Records:
****************

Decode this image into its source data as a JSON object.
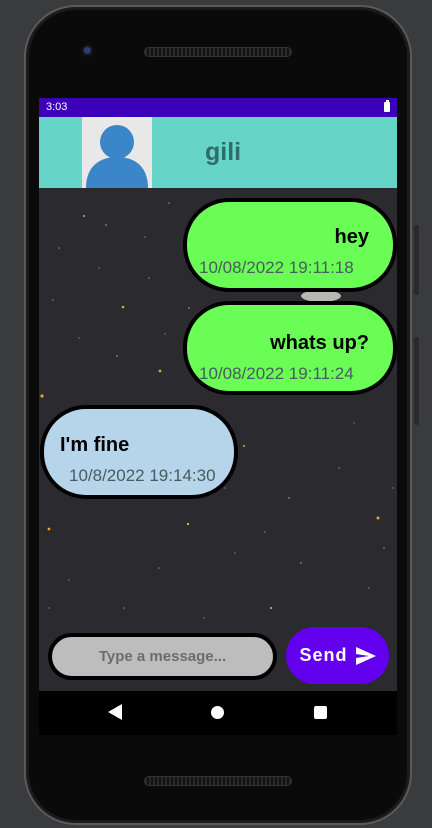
{
  "status_bar": {
    "time": "3:03",
    "battery_icon": "battery-full-icon"
  },
  "header": {
    "contact_name": "gili",
    "avatar_icon": "person-avatar-icon",
    "background": "#67d4c8"
  },
  "messages": [
    {
      "direction": "sent",
      "text": "hey",
      "timestamp": "10/08/2022 19:11:18"
    },
    {
      "direction": "sent",
      "text": "whats up?",
      "timestamp": "10/08/2022 19:11:24"
    },
    {
      "direction": "received",
      "text": "I'm fine",
      "timestamp": "10/8/2022 19:14:30"
    }
  ],
  "composer": {
    "placeholder": "Type a message...",
    "value": "",
    "send_label": "Send",
    "send_icon": "send-arrow-icon"
  },
  "nav_bar": {
    "back_icon": "back-triangle-icon",
    "home_icon": "home-circle-icon",
    "recents_icon": "recents-square-icon"
  },
  "colors": {
    "status_bar": "#3c00b8",
    "sent_bubble": "#69fd55",
    "received_bubble": "#b6d5ea",
    "send_button": "#6200ee"
  }
}
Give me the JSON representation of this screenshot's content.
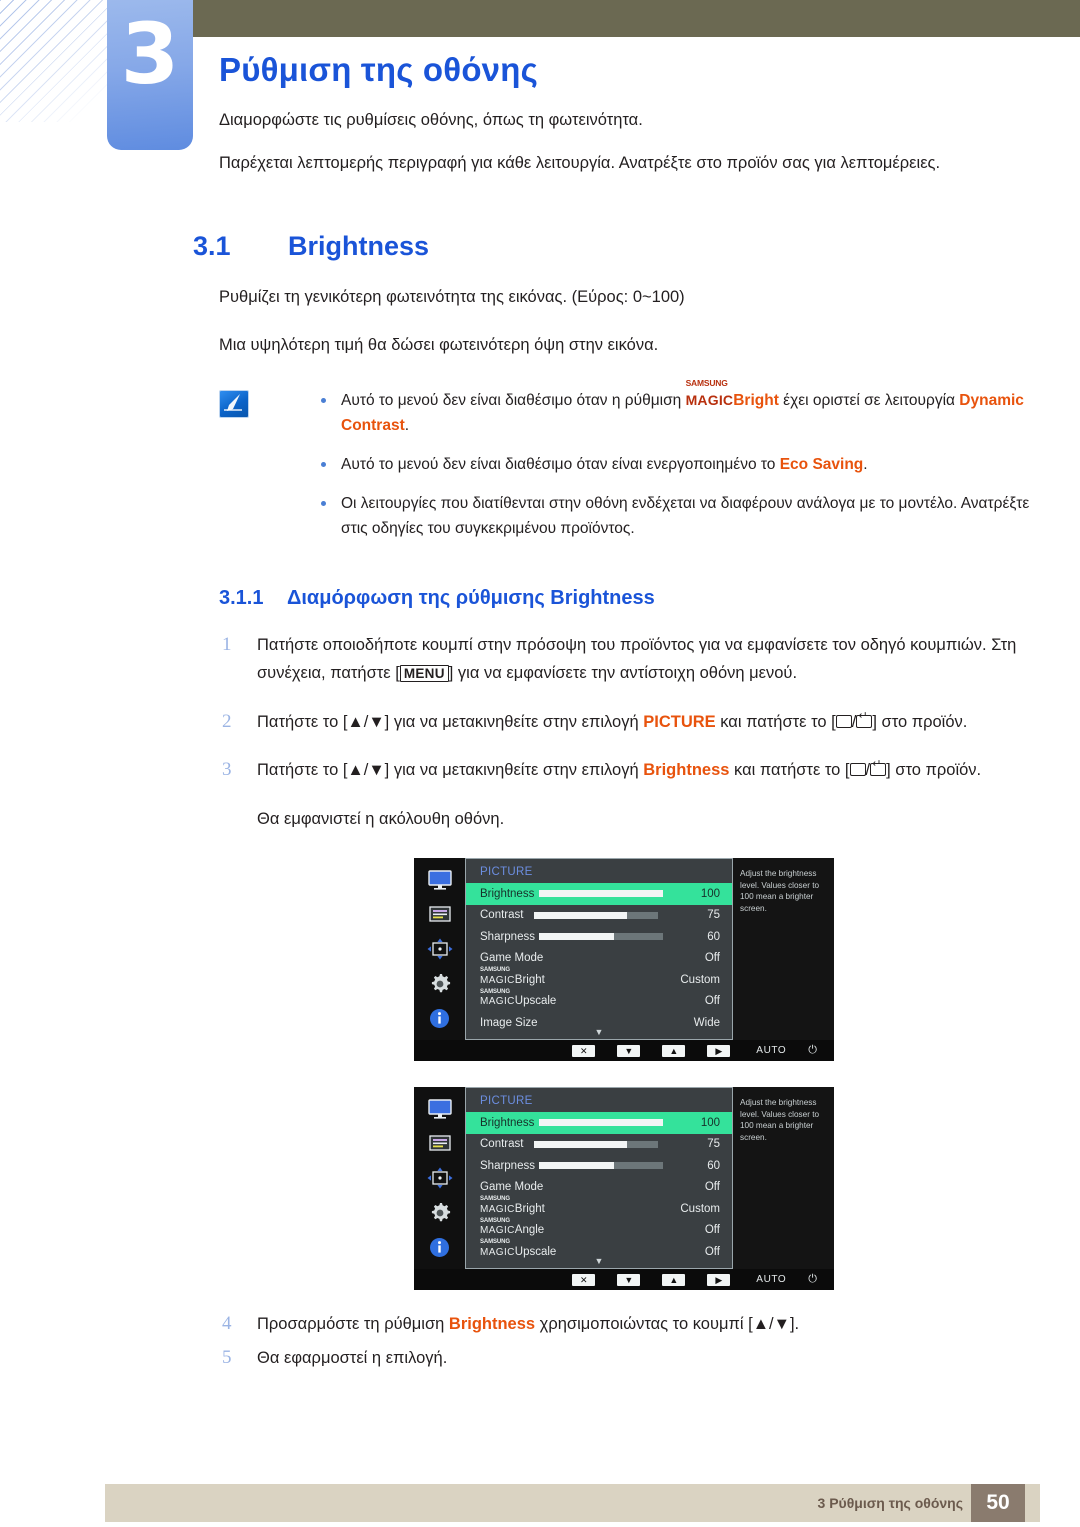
{
  "chapter": {
    "number": "3",
    "title": "Ρύθμιση της οθόνης",
    "intro_1": "Διαμορφώστε τις ρυθμίσεις οθόνης, όπως τη φωτεινότητα.",
    "intro_2": "Παρέχεται λεπτομερής περιγραφή για κάθε λειτουργία. Ανατρέξτε στο προϊόν σας για λεπτομέρειες."
  },
  "section": {
    "number": "3.1",
    "title": "Brightness",
    "para_1": "Ρυθμίζει τη γενικότερη φωτεινότητα της εικόνας. (Εύρος: 0~100)",
    "para_2": "Μια υψηλότερη τιμή θα δώσει φωτεινότερη όψη στην εικόνα."
  },
  "note": {
    "icon": "note-pencil-icon",
    "bullet_1_a": "Αυτό το μενού δεν είναι διαθέσιμο όταν η ρύθμιση ",
    "bullet_1_magic_top": "SAMSUNG",
    "bullet_1_magic_main": "MAGIC",
    "bullet_1_magic_suffix": "Bright",
    "bullet_1_b": " έχει οριστεί σε λειτουργία ",
    "bullet_1_hi": "Dynamic Contrast",
    "bullet_1_c": ".",
    "bullet_2_a": "Αυτό το μενού δεν είναι διαθέσιμο όταν είναι ενεργοποιημένο το ",
    "bullet_2_hi": "Eco Saving",
    "bullet_2_b": ".",
    "bullet_3": "Οι λειτουργίες που διατίθενται στην οθόνη ενδέχεται να διαφέρουν ανάλογα με το μοντέλο. Ανατρέξτε στις οδηγίες του συγκεκριμένου προϊόντος."
  },
  "subsection": {
    "number": "3.1.1",
    "title": "Διαμόρφωση της ρύθμισης Brightness"
  },
  "steps": [
    {
      "num": "1",
      "text_a": "Πατήστε οποιοδήποτε κουμπί στην πρόσοψη του προϊόντος για να εμφανίσετε τον οδηγό κουμπιών. Στη συνέχεια, πατήστε [",
      "key": "MENU",
      "text_b": "] για να εμφανίσετε την αντίστοιχη οθόνη μενού."
    },
    {
      "num": "2",
      "text_a": "Πατήστε το [▲/▼] για να μετακινηθείτε στην επιλογή ",
      "hi": "PICTURE",
      "text_b": " και πατήστε το [",
      "text_c": "] στο προϊόν."
    },
    {
      "num": "3",
      "text_a": "Πατήστε το [▲/▼] για να μετακινηθείτε στην επιλογή ",
      "hi": "Brightness",
      "text_b": " και πατήστε το [",
      "text_c": "] στο προϊόν.",
      "sub_note": "Θα εμφανιστεί η ακόλουθη οθόνη."
    },
    {
      "num": "4",
      "text_a": "Προσαρμόστε τη ρύθμιση ",
      "hi": "Brightness",
      "text_b": " χρησιμοποιώντας το κουμπί [▲/▼]."
    },
    {
      "num": "5",
      "text_a": "Θα εφαρμοστεί η επιλογή."
    }
  ],
  "osd_common": {
    "menu_title": "PICTURE",
    "help_text": "Adjust the brightness level. Values closer to 100 mean a brighter screen.",
    "rail_icons": [
      "monitor-icon",
      "osd-list-icon",
      "position-arrows-icon",
      "gear-icon",
      "info-icon"
    ],
    "footer_buttons": [
      "close-icon",
      "down-arrow-icon",
      "up-arrow-icon",
      "right-arrow-icon"
    ],
    "auto_label": "AUTO",
    "power_label": "power-icon",
    "scroll_caret": "▼",
    "highlight_color": "#34e29b",
    "title_color": "#6c8ee0"
  },
  "osd_first": [
    {
      "label": "Brightness",
      "value": "100",
      "bar": 100,
      "selected": true
    },
    {
      "label": "Contrast",
      "value": "75",
      "bar": 75,
      "selected": false
    },
    {
      "label": "Sharpness",
      "value": "60",
      "bar": 60,
      "selected": false
    },
    {
      "label": "Game Mode",
      "value": "Off",
      "bar": null,
      "selected": false
    },
    {
      "label": "MAGICBright",
      "magic": true,
      "magic_top": "SAMSUNG",
      "magic_main": "MAGIC",
      "magic_suffix": "Bright",
      "value": "Custom",
      "bar": null,
      "selected": false
    },
    {
      "label": "MAGICUpscale",
      "magic": true,
      "magic_top": "SAMSUNG",
      "magic_main": "MAGIC",
      "magic_suffix": "Upscale",
      "value": "Off",
      "bar": null,
      "selected": false
    },
    {
      "label": "Image Size",
      "value": "Wide",
      "bar": null,
      "selected": false
    }
  ],
  "osd_second": [
    {
      "label": "Brightness",
      "value": "100",
      "bar": 100,
      "selected": true
    },
    {
      "label": "Contrast",
      "value": "75",
      "bar": 75,
      "selected": false
    },
    {
      "label": "Sharpness",
      "value": "60",
      "bar": 60,
      "selected": false
    },
    {
      "label": "Game Mode",
      "value": "Off",
      "bar": null,
      "selected": false
    },
    {
      "label": "MAGICBright",
      "magic": true,
      "magic_top": "SAMSUNG",
      "magic_main": "MAGIC",
      "magic_suffix": "Bright",
      "value": "Custom",
      "bar": null,
      "selected": false
    },
    {
      "label": "MAGICAngle",
      "magic": true,
      "magic_top": "SAMSUNG",
      "magic_main": "MAGIC",
      "magic_suffix": "Angle",
      "value": "Off",
      "bar": null,
      "selected": false
    },
    {
      "label": "MAGICUpscale",
      "magic": true,
      "magic_top": "SAMSUNG",
      "magic_main": "MAGIC",
      "magic_suffix": "Upscale",
      "value": "Off",
      "bar": null,
      "selected": false
    }
  ],
  "footer": {
    "text": "3 Ρύθμιση της οθόνης",
    "page": "50"
  }
}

****************

INSTRUCTIONS TO FOLLOW —
Go back to the records above and write them out exactly, without the pictures.

FINAL ANSWER —
Decode this image into its source data as a JSON object.
{
  "status_bar": {
    "time": "3:03",
    "battery_icon": "battery-full-icon"
  },
  "header": {
    "contact_name": "gili",
    "avatar_icon": "person-avatar-icon",
    "background": "#67d4c8"
  },
  "messages": [
    {
      "direction": "sent",
      "text": "hey",
      "timestamp": "10/08/2022 19:11:18"
    },
    {
      "direction": "sent",
      "text": "whats up?",
      "timestamp": "10/08/2022 19:11:24"
    },
    {
      "direction": "received",
      "text": "I'm fine",
      "timestamp": "10/8/2022 19:14:30"
    }
  ],
  "composer": {
    "placeholder": "Type a message...",
    "value": "",
    "send_label": "Send",
    "send_icon": "send-arrow-icon"
  },
  "nav_bar": {
    "back_icon": "back-triangle-icon",
    "home_icon": "home-circle-icon",
    "recents_icon": "recents-square-icon"
  },
  "colors": {
    "status_bar": "#3c00b8",
    "sent_bubble": "#69fd55",
    "received_bubble": "#b6d5ea",
    "send_button": "#6200ee"
  }
}
Give me the JSON representation of this screenshot's content.
{
  "chapter": {
    "number": "3",
    "title": "Ρύθμιση της οθόνης",
    "intro_1": "Διαμορφώστε τις ρυθμίσεις οθόνης, όπως τη φωτεινότητα.",
    "intro_2": "Παρέχεται λεπτομερής περιγραφή για κάθε λειτουργία. Ανατρέξτε στο προϊόν σας για λεπτομέρειες."
  },
  "section": {
    "number": "3.1",
    "title": "Brightness",
    "para_1": "Ρυθμίζει τη γενικότερη φωτεινότητα της εικόνας. (Εύρος: 0~100)",
    "para_2": "Μια υψηλότερη τιμή θα δώσει φωτεινότερη όψη στην εικόνα."
  },
  "note": {
    "icon": "note-pencil-icon",
    "bullet_1_a": "Αυτό το μενού δεν είναι διαθέσιμο όταν η ρύθμιση ",
    "bullet_1_magic_top": "SAMSUNG",
    "bullet_1_magic_main": "MAGIC",
    "bullet_1_magic_suffix": "Bright",
    "bullet_1_b": " έχει οριστεί σε λειτουργία ",
    "bullet_1_hi": "Dynamic Contrast",
    "bullet_1_c": ".",
    "bullet_2_a": "Αυτό το μενού δεν είναι διαθέσιμο όταν είναι ενεργοποιημένο το ",
    "bullet_2_hi": "Eco Saving",
    "bullet_2_b": ".",
    "bullet_3": "Οι λειτουργίες που διατίθενται στην οθόνη ενδέχεται να διαφέρουν ανάλογα με το μοντέλο. Ανατρέξτε στις οδηγίες του συγκεκριμένου προϊόντος."
  },
  "subsection": {
    "number": "3.1.1",
    "title": "Διαμόρφωση της ρύθμισης Brightness"
  },
  "steps": [
    {
      "num": "1",
      "text_a": "Πατήστε οποιοδήποτε κουμπί στην πρόσοψη του προϊόντος για να εμφανίσετε τον οδηγό κουμπιών. Στη συνέχεια, πατήστε [",
      "key": "MENU",
      "text_b": "] για να εμφανίσετε την αντίστοιχη οθόνη μενού."
    },
    {
      "num": "2",
      "text_a": "Πατήστε το [▲/▼] για να μετακινηθείτε στην επιλογή ",
      "hi": "PICTURE",
      "text_b": " και πατήστε το [",
      "text_c": "] στο προϊόν."
    },
    {
      "num": "3",
      "text_a": "Πατήστε το [▲/▼] για να μετακινηθείτε στην επιλογή ",
      "hi": "Brightness",
      "text_b": " και πατήστε το [",
      "text_c": "] στο προϊόν.",
      "sub_note": "Θα εμφανιστεί η ακόλουθη οθόνη."
    },
    {
      "num": "4",
      "text_a": "Προσαρμόστε τη ρύθμιση ",
      "hi": "Brightness",
      "text_b": " χρησιμοποιώντας το κουμπί [▲/▼]."
    },
    {
      "num": "5",
      "text_a": "Θα εφαρμοστεί η επιλογή."
    }
  ],
  "osd_common": {
    "menu_title": "PICTURE",
    "help_text": "Adjust the brightness level. Values closer to 100 mean a brighter screen.",
    "rail_icons": [
      "monitor-icon",
      "osd-list-icon",
      "position-arrows-icon",
      "gear-icon",
      "info-icon"
    ],
    "footer_buttons": [
      "close-icon",
      "down-arrow-icon",
      "up-arrow-icon",
      "right-arrow-icon"
    ],
    "auto_label": "AUTO",
    "power_label": "power-icon",
    "scroll_caret": "▼",
    "highlight_color": "#34e29b",
    "title_color": "#6c8ee0"
  },
  "osd_first": [
    {
      "label": "Brightness",
      "value": "100",
      "bar": 100,
      "selected": true
    },
    {
      "label": "Contrast",
      "value": "75",
      "bar": 75,
      "selected": false
    },
    {
      "label": "Sharpness",
      "value": "60",
      "bar": 60,
      "selected": false
    },
    {
      "label": "Game Mode",
      "value": "Off",
      "bar": null,
      "selected": false
    },
    {
      "label": "MAGICBright",
      "magic": true,
      "magic_top": "SAMSUNG",
      "magic_main": "MAGIC",
      "magic_suffix": "Bright",
      "value": "Custom",
      "bar": null,
      "selected": false
    },
    {
      "label": "MAGICUpscale",
      "magic": true,
      "magic_top": "SAMSUNG",
      "magic_main": "MAGIC",
      "magic_suffix": "Upscale",
      "value": "Off",
      "bar": null,
      "selected": false
    },
    {
      "label": "Image Size",
      "value": "Wide",
      "bar": null,
      "selected": false
    }
  ],
  "osd_second": [
    {
      "label": "Brightness",
      "value": "100",
      "bar": 100,
      "selected": true
    },
    {
      "label": "Contrast",
      "value": "75",
      "bar": 75,
      "selected": false
    },
    {
      "label": "Sharpness",
      "value": "60",
      "bar": 60,
      "selected": false
    },
    {
      "label": "Game Mode",
      "value": "Off",
      "bar": null,
      "selected": false
    },
    {
      "label": "MAGICBright",
      "magic": true,
      "magic_top": "SAMSUNG",
      "magic_main": "MAGIC",
      "magic_suffix": "Bright",
      "value": "Custom",
      "bar": null,
      "selected": false
    },
    {
      "label": "MAGICAngle",
      "magic": true,
      "magic_top": "SAMSUNG",
      "magic_main": "MAGIC",
      "magic_suffix": "Angle",
      "value": "Off",
      "bar": null,
      "selected": false
    },
    {
      "label": "MAGICUpscale",
      "magic": true,
      "magic_top": "SAMSUNG",
      "magic_main": "MAGIC",
      "magic_suffix": "Upscale",
      "value": "Off",
      "bar": null,
      "selected": false
    }
  ],
  "footer": {
    "text": "3 Ρύθμιση της οθόνης",
    "page": "50"
  }
}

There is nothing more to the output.